→ **Your task**
Copy, from the entries below, each line in which the string "exponent" appears.

→ **Materials provided**
········
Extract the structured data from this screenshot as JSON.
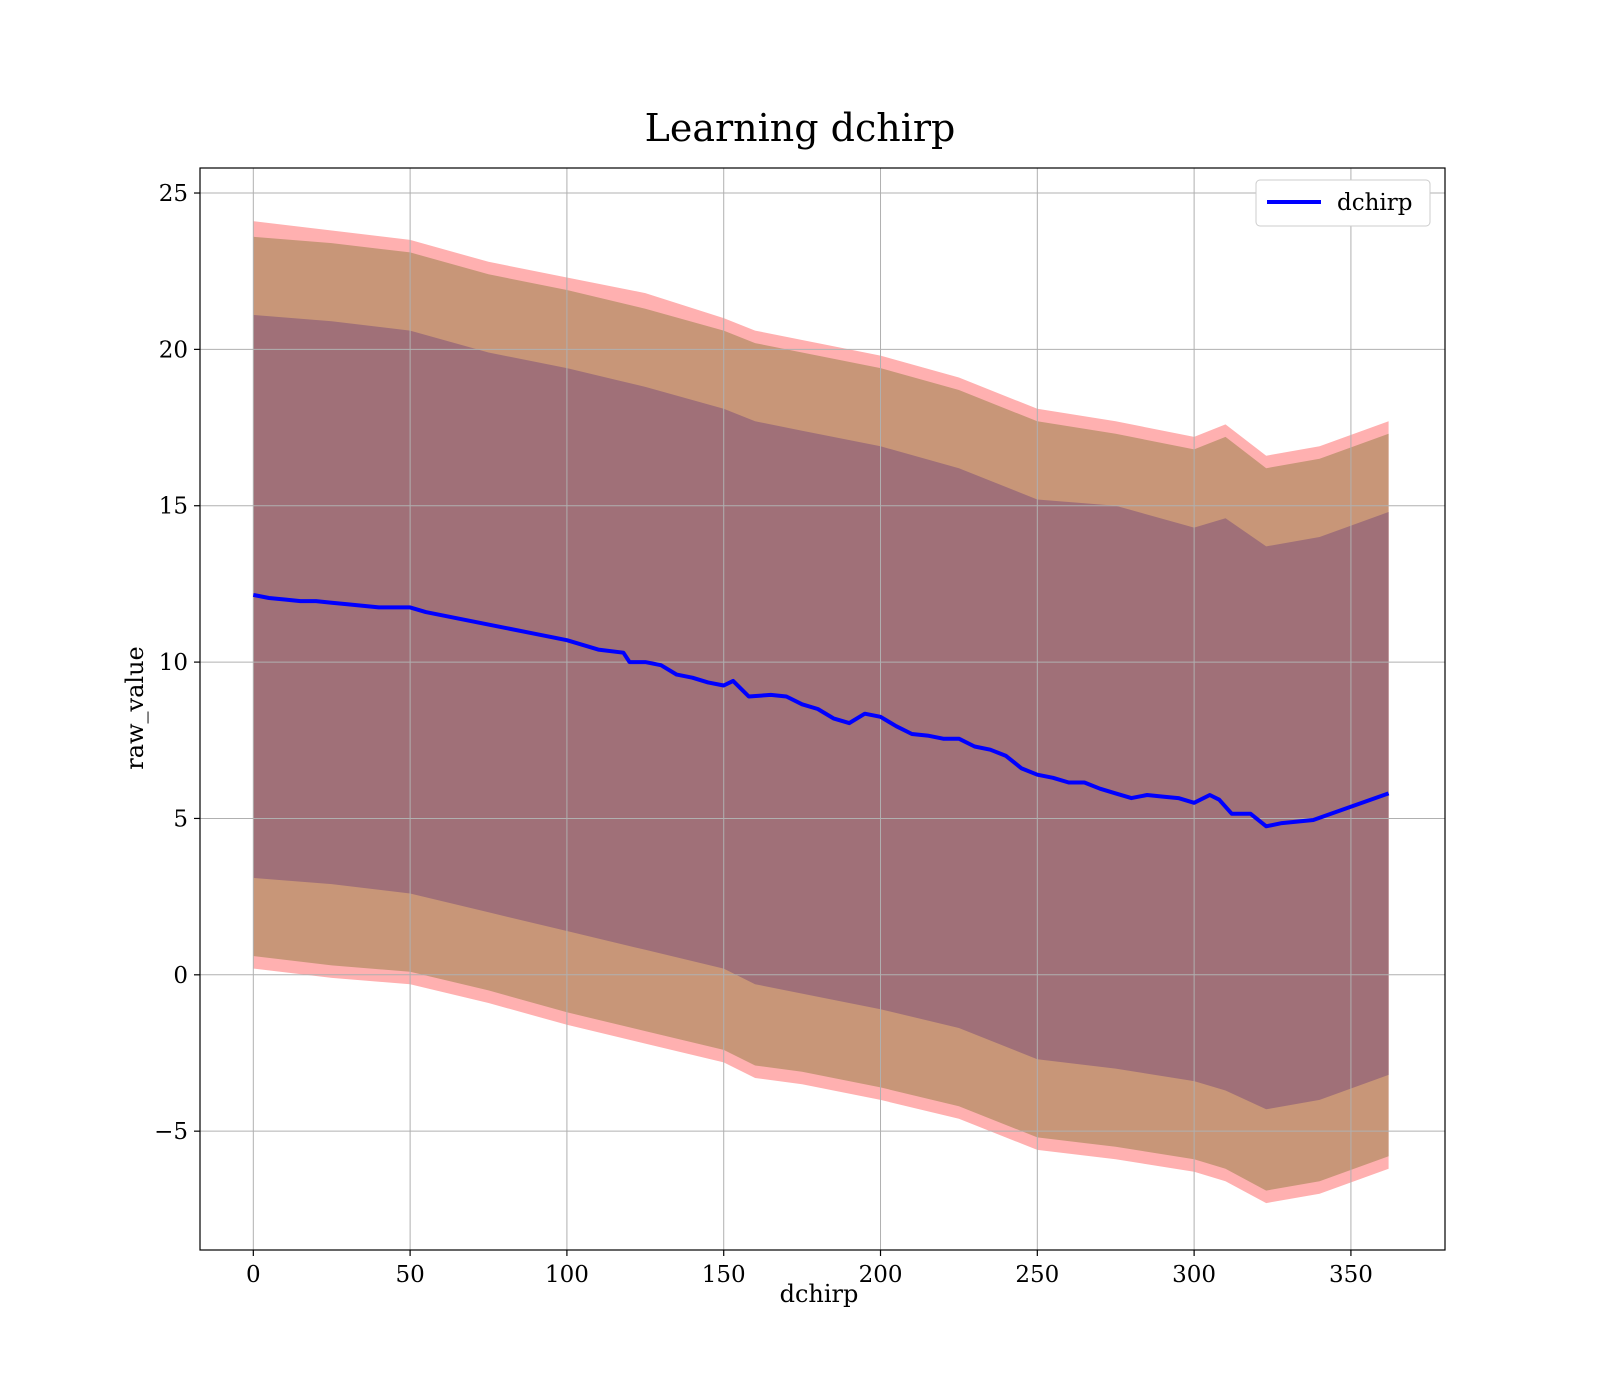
{
  "chart_data": {
    "type": "line",
    "title": "Learning dchirp",
    "xlabel": "dchirp",
    "ylabel": "raw_value",
    "xlim": [
      -17,
      380
    ],
    "ylim": [
      -8.8,
      25.8
    ],
    "xticks": [
      0,
      50,
      100,
      150,
      200,
      250,
      300,
      350
    ],
    "yticks": [
      -5,
      0,
      5,
      10,
      15,
      20,
      25
    ],
    "ytick_labels": [
      "−5",
      "0",
      "5",
      "10",
      "15",
      "20",
      "25"
    ],
    "grid": true,
    "legend": {
      "position": "upper-right",
      "entries": [
        "dchirp"
      ]
    },
    "colors": {
      "line": "#0000ff",
      "band_outer": "#ffb0b0",
      "band_middle": "#c89678",
      "band_inner": "#a07078"
    },
    "series": [
      {
        "name": "dchirp",
        "x": [
          0,
          5,
          10,
          15,
          20,
          25,
          30,
          40,
          50,
          55,
          60,
          70,
          80,
          90,
          100,
          110,
          118,
          120,
          125,
          130,
          135,
          140,
          145,
          150,
          153,
          158,
          165,
          170,
          175,
          180,
          185,
          190,
          195,
          200,
          205,
          210,
          215,
          220,
          225,
          230,
          235,
          240,
          245,
          250,
          255,
          260,
          265,
          270,
          275,
          280,
          285,
          290,
          295,
          300,
          305,
          308,
          312,
          318,
          323,
          328,
          338,
          362
        ],
        "y": [
          12.15,
          12.05,
          12.0,
          11.95,
          11.95,
          11.9,
          11.85,
          11.75,
          11.75,
          11.6,
          11.5,
          11.3,
          11.1,
          10.9,
          10.7,
          10.4,
          10.3,
          10.0,
          10.0,
          9.9,
          9.6,
          9.5,
          9.35,
          9.25,
          9.4,
          8.9,
          8.95,
          8.9,
          8.65,
          8.5,
          8.2,
          8.05,
          8.35,
          8.25,
          7.95,
          7.7,
          7.65,
          7.55,
          7.55,
          7.3,
          7.2,
          7.0,
          6.6,
          6.4,
          6.3,
          6.15,
          6.15,
          5.95,
          5.8,
          5.65,
          5.75,
          5.7,
          5.65,
          5.5,
          5.75,
          5.6,
          5.15,
          5.15,
          4.75,
          4.85,
          4.95,
          5.8
        ]
      }
    ],
    "bands": [
      {
        "x": [
          0,
          25,
          50,
          75,
          100,
          125,
          150,
          160,
          175,
          200,
          225,
          250,
          275,
          300,
          310,
          323,
          340,
          362
        ],
        "upper": [
          24.1,
          23.8,
          23.5,
          22.8,
          22.3,
          21.8,
          21.0,
          20.6,
          20.3,
          19.8,
          19.1,
          18.1,
          17.7,
          17.2,
          17.6,
          16.6,
          16.9,
          17.7
        ],
        "lower": [
          0.2,
          -0.1,
          -0.3,
          -0.9,
          -1.6,
          -2.2,
          -2.8,
          -3.3,
          -3.5,
          -4.0,
          -4.6,
          -5.6,
          -5.9,
          -6.3,
          -6.6,
          -7.3,
          -7.0,
          -6.2
        ]
      },
      {
        "x": [
          0,
          25,
          50,
          75,
          100,
          125,
          150,
          160,
          175,
          200,
          225,
          250,
          275,
          300,
          310,
          323,
          340,
          362
        ],
        "upper": [
          23.6,
          23.4,
          23.1,
          22.4,
          21.9,
          21.3,
          20.6,
          20.2,
          19.9,
          19.4,
          18.7,
          17.7,
          17.3,
          16.8,
          17.2,
          16.2,
          16.5,
          17.3
        ],
        "lower": [
          0.6,
          0.3,
          0.1,
          -0.5,
          -1.2,
          -1.8,
          -2.4,
          -2.9,
          -3.1,
          -3.6,
          -4.2,
          -5.2,
          -5.5,
          -5.9,
          -6.2,
          -6.9,
          -6.6,
          -5.8
        ]
      },
      {
        "x": [
          0,
          25,
          50,
          75,
          100,
          125,
          150,
          160,
          175,
          200,
          225,
          250,
          275,
          300,
          310,
          323,
          340,
          362
        ],
        "upper": [
          21.1,
          20.9,
          20.6,
          19.9,
          19.4,
          18.8,
          18.1,
          17.7,
          17.4,
          16.9,
          16.2,
          15.2,
          15.0,
          14.3,
          14.6,
          13.7,
          14.0,
          14.8
        ],
        "lower": [
          3.1,
          2.9,
          2.6,
          2.0,
          1.4,
          0.8,
          0.2,
          -0.3,
          -0.6,
          -1.1,
          -1.7,
          -2.7,
          -3.0,
          -3.4,
          -3.7,
          -4.3,
          -4.0,
          -3.2
        ]
      }
    ]
  }
}
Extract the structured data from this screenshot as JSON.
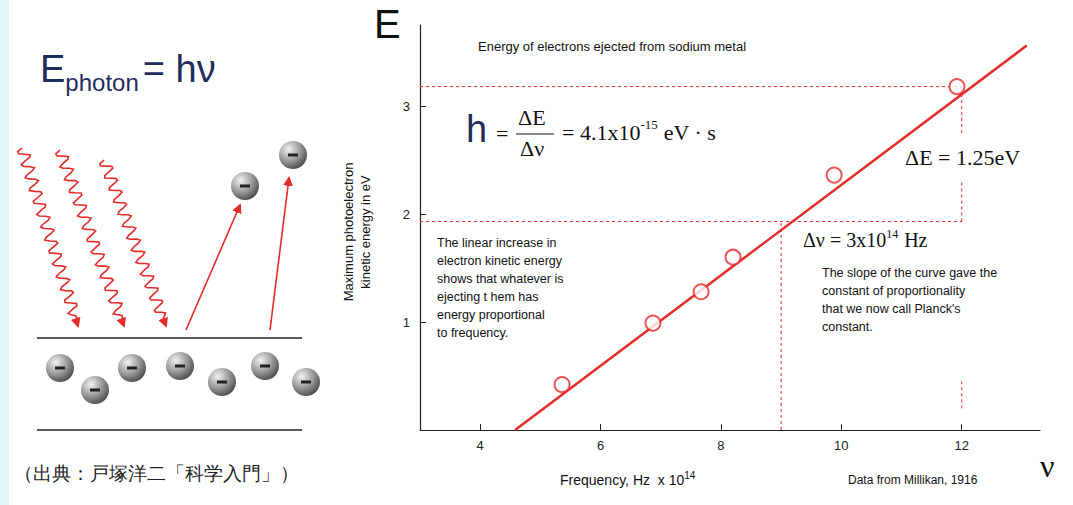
{
  "chart_data": {
    "type": "scatter",
    "title": "Energy of electrons ejected from sodium metal",
    "y_symbol": "E",
    "x_symbol": "ν",
    "y_label": [
      "Maximum photoelectron",
      "kinetic energy in eV"
    ],
    "x_label": {
      "text": "Frequency, Hz  x 10",
      "exponent": "14"
    },
    "xlim": [
      3.0,
      13.3
    ],
    "ylim": [
      0,
      3.75
    ],
    "xticks": [
      4,
      6,
      8,
      10,
      12
    ],
    "yticks": [
      1,
      2,
      3
    ],
    "grid": false,
    "series": [
      {
        "type": "line",
        "color": "#e42b2b",
        "line_style": "solid",
        "x": [
          4.58,
          13.08
        ],
        "values": [
          0,
          3.56
        ]
      },
      {
        "type": "scatter",
        "marker": "open_circle",
        "color": "#e42b2b",
        "x": [
          5.36,
          6.87,
          7.67,
          8.2,
          9.88,
          11.92
        ],
        "values": [
          0.42,
          0.99,
          1.28,
          1.6,
          2.36,
          3.18
        ]
      },
      {
        "type": "line",
        "color": "#e42b2b",
        "line_style": "dashed",
        "x": [
          3.0,
          12
        ],
        "values": [
          3.18,
          3.18
        ]
      },
      {
        "type": "line",
        "color": "#e42b2b",
        "line_style": "dashed",
        "x": [
          3.0,
          12
        ],
        "values": [
          1.93,
          1.93
        ]
      },
      {
        "type": "line",
        "color": "#e42b2b",
        "line_style": "dashed",
        "x": [
          9,
          9
        ],
        "values": [
          0,
          1.93
        ]
      },
      {
        "type": "line",
        "color": "#e42b2b",
        "line_style": "dashed",
        "x": [
          12,
          12
        ],
        "values": [
          2.75,
          3.18
        ]
      },
      {
        "type": "line",
        "color": "#e42b2b",
        "line_style": "dashed",
        "x": [
          12,
          12
        ],
        "values": [
          1.93,
          2.3
        ]
      },
      {
        "type": "line",
        "color": "#e42b2b",
        "line_style": "dashed",
        "x": [
          12,
          12
        ],
        "values": [
          0.2,
          0.45
        ]
      }
    ],
    "annotations": {
      "formula": {
        "symbol": "h",
        "equals": "=",
        "numerator": "ΔE",
        "denominator": "Δν",
        "value": "= 4.1x10",
        "exponent": "-15",
        "unit": "eV · s"
      },
      "delta_E": "ΔE = 1.25eV",
      "delta_nu": {
        "text": "Δν = 3x10",
        "exponent": "14",
        "unit": "Hz"
      },
      "notes": [
        [
          "The linear increase in",
          "electron kinetic energy",
          "shows that whatever is",
          "ejecting t hem has",
          "energy proportional",
          "to frequency."
        ],
        [
          "The slope of the curve gave the",
          "constant of proportionality",
          "that we now call Planck's",
          "constant."
        ]
      ],
      "credit": "Data from Millikan, 1916"
    }
  },
  "diagram": {
    "equation": {
      "symbol": "E",
      "subscript": "photon",
      "rhs": "= hν"
    },
    "source": "（出典：戸塚洋二「科学入門」）"
  }
}
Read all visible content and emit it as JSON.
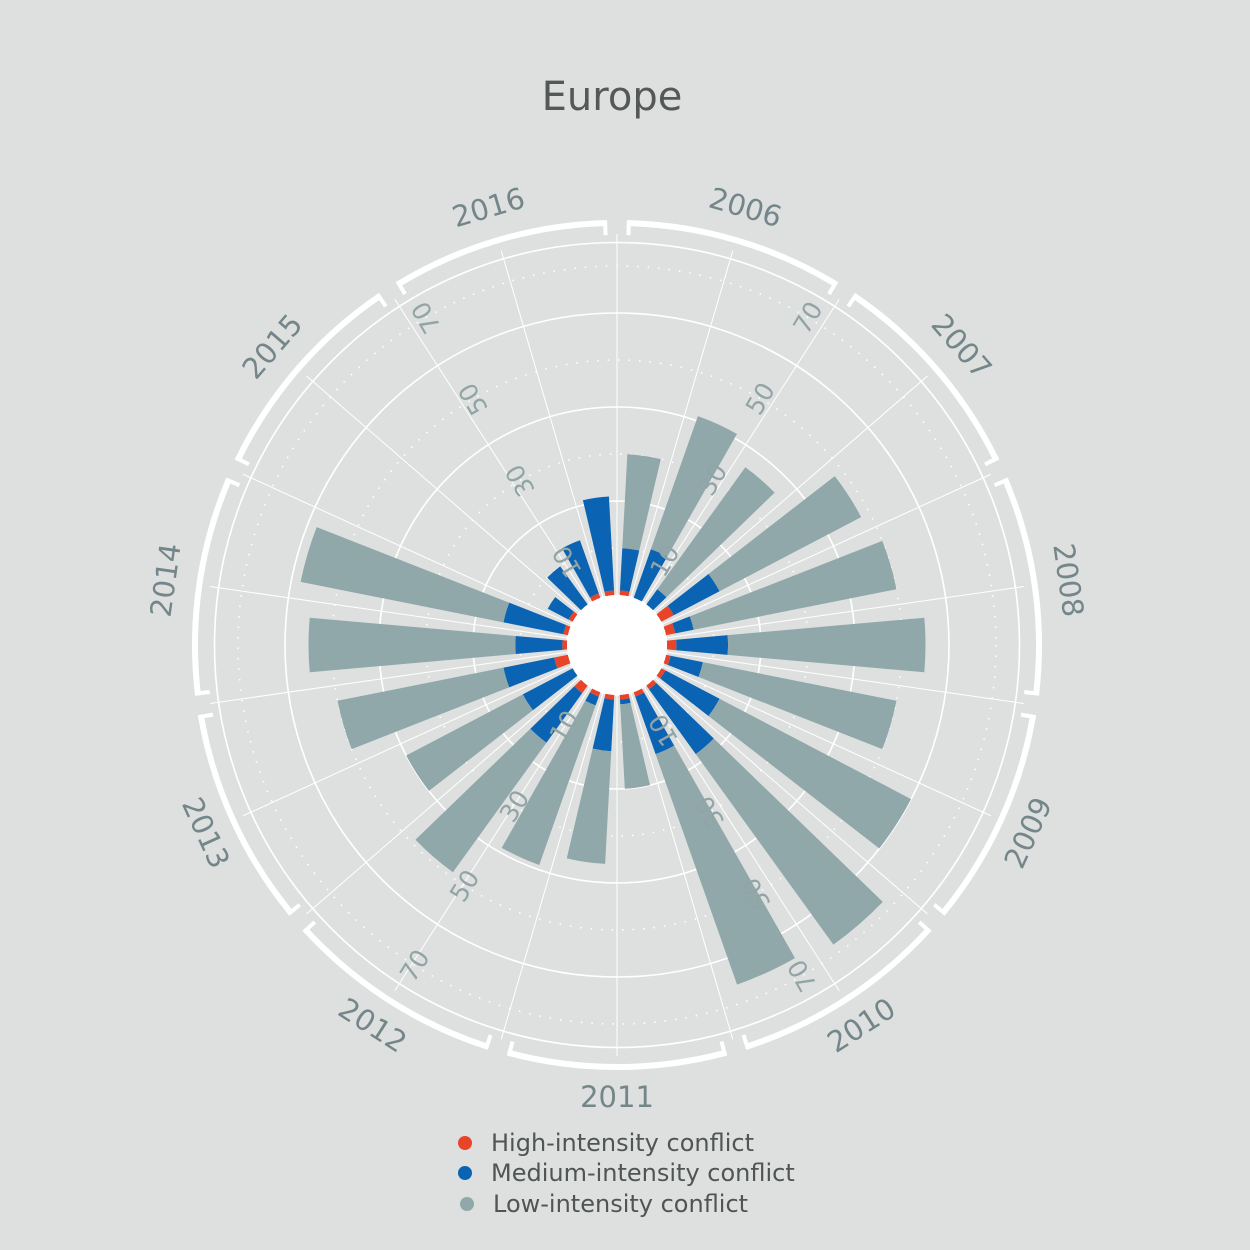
{
  "chart_data": {
    "type": "bar",
    "subtype": "radial-stacked-bar",
    "title": "Europe",
    "years": [
      "2006",
      "2007",
      "2008",
      "2009",
      "2010",
      "2011",
      "2012",
      "2013",
      "2014",
      "2015",
      "2016"
    ],
    "year_order": "clockwise from top",
    "bars_per_year": 2,
    "radial_ticks": [
      10,
      30,
      50,
      70
    ],
    "radial_max": 70,
    "grid": true,
    "legend_position": "bottom-center",
    "series": [
      {
        "name": "High-intensity conflict",
        "color": "#e8442a",
        "values": [
          1,
          0,
          0,
          3,
          2,
          2,
          1,
          1,
          1,
          1,
          1,
          1,
          1,
          2,
          0,
          3,
          1,
          1,
          1,
          0,
          1,
          1
        ]
      },
      {
        "name": "Medium-intensity conflict",
        "color": "#0b64b3",
        "values": [
          9,
          11,
          4,
          11,
          4,
          11,
          7,
          13,
          17,
          13,
          1,
          11,
          2,
          13,
          12,
          11,
          10,
          13,
          5,
          10,
          12,
          20
        ]
      },
      {
        "name": "Low-intensity conflict",
        "color": "#90a8aa",
        "values": [
          20,
          30,
          32,
          34,
          44,
          42,
          42,
          46,
          50,
          52,
          18,
          24,
          36,
          34,
          28,
          36,
          44,
          44,
          0,
          0,
          0,
          0
        ]
      }
    ]
  }
}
········
→ **Finished task**
      "exponent": "14"
        "exponent": "-15",
        "exponent": "14",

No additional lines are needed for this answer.